+++ RECORDS PROVIDED

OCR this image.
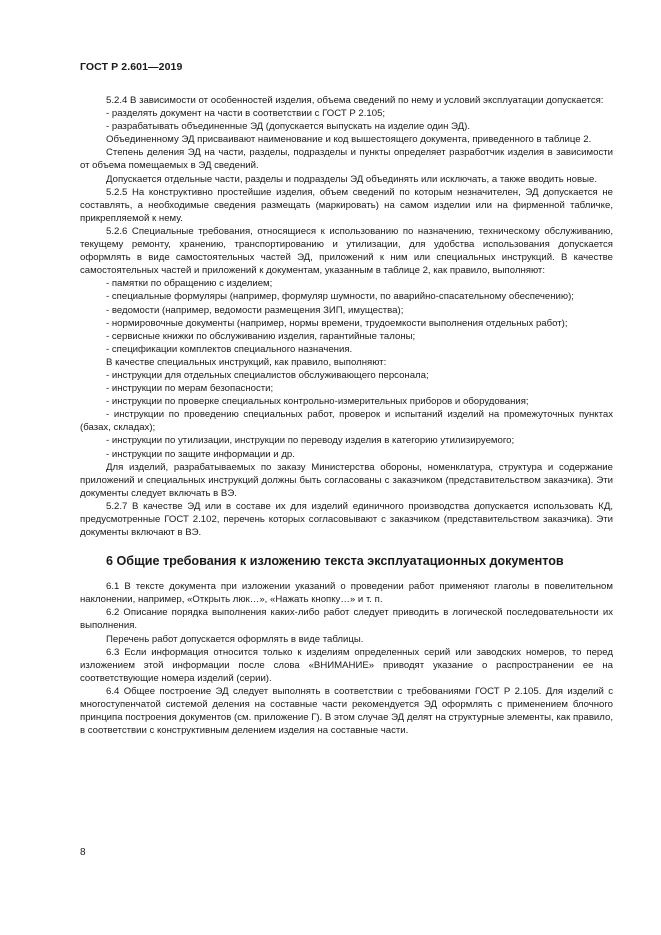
ГОСТ Р 2.601—2019

5.2.4 В зависимости от особенностей изделия, объема сведений по нему и условий эксплуатации допускается:

- разделять документ на части в соответствии с ГОСТ Р 2.105;

- разрабатывать объединенные ЭД (допускается выпускать на изделие один ЭД).

Объединенному ЭД присваивают наименование и код вышестоящего документа, приведенного в таблице 2.

Степень деления ЭД на части, разделы, подразделы и пункты определяет разработчик изделия в зависимости от объема помещаемых в ЭД сведений.

Допускается отдельные части, разделы и подразделы ЭД объединять или исключать, а также вводить новые.

5.2.5 На конструктивно простейшие изделия, объем сведений по которым незначителен, ЭД допускается не составлять, а необходимые сведения размещать (маркировать) на самом изделии или на фирменной табличке, прикрепляемой к нему.

5.2.6 Специальные требования, относящиеся к использованию по назначению, техническому обслуживанию, текущему ремонту, хранению, транспортированию и утилизации, для удобства использования допускается оформлять в виде самостоятельных частей ЭД, приложений к ним или специальных инструкций. В качестве самостоятельных частей и приложений к документам, указанным в таблице 2, как правило, выполняют:

- памятки по обращению с изделием;

- специальные формуляры (например, формуляр шумности, по аварийно-спасательному обеспечению);

- ведомости (например, ведомости размещения ЗИП, имущества);

- нормировочные документы (например, нормы времени, трудоемкости выполнения отдельных работ);

- сервисные книжки по обслуживанию изделия, гарантийные талоны;

- спецификации комплектов специального назначения.

В качестве специальных инструкций, как правило, выполняют:

- инструкции для отдельных специалистов обслуживающего персонала;

- инструкции по мерам безопасности;

- инструкции по проверке специальных контрольно-измерительных приборов и оборудования;

- инструкции по проведению специальных работ, проверок и испытаний изделий на промежуточных пунктах (базах, складах);

- инструкции по утилизации, инструкции по переводу изделия в категорию утилизируемого;

- инструкции по защите информации и др.

Для изделий, разрабатываемых по заказу Министерства обороны, номенклатура, структура и содержание приложений и специальных инструкций должны быть согласованы с заказчиком (представительством заказчика). Эти документы следует включать в ВЭ.

5.2.7 В качестве ЭД или в составе их для изделий единичного производства допускается использовать КД, предусмотренные ГОСТ 2.102, перечень которых согласовывают с заказчиком (представительством заказчика). Эти документы включают в ВЭ.

6 Общие требования к изложению текста эксплуатационных документов

6.1 В тексте документа при изложении указаний о проведении работ применяют глаголы в повелительном наклонении, например, «Открыть люк…», «Нажать кнопку…» и т. п.

6.2 Описание порядка выполнения каких-либо работ следует приводить в логической последовательности их выполнения.

Перечень работ допускается оформлять в виде таблицы.

6.3 Если информация относится только к изделиям определенных серий или заводских номеров, то перед изложением этой информации после слова «ВНИМАНИЕ» приводят указание о распространении ее на соответствующие номера изделий (серии).

6.4 Общее построение ЭД следует выполнять в соответствии с требованиями ГОСТ Р 2.105. Для изделий с многоступенчатой системой деления на составные части рекомендуется ЭД оформлять с применением блочного принципа построения документов (см. приложение Г). В этом случае ЭД делят на структурные элементы, как правило, в соответствии с конструктивным делением изделия на составные части.

8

++++++

> _WHAT IS NEEDED_:
Report every line containing the word "выполнения" from the listing above.

> _ANSWER TO THE TASK_:
- нормировочные документы (например, нормы времени, трудоемкости выполнения отдельных работ);
6.2 Описание порядка выполнения каких-либо работ следует приводить в логической последовательности их выполнения.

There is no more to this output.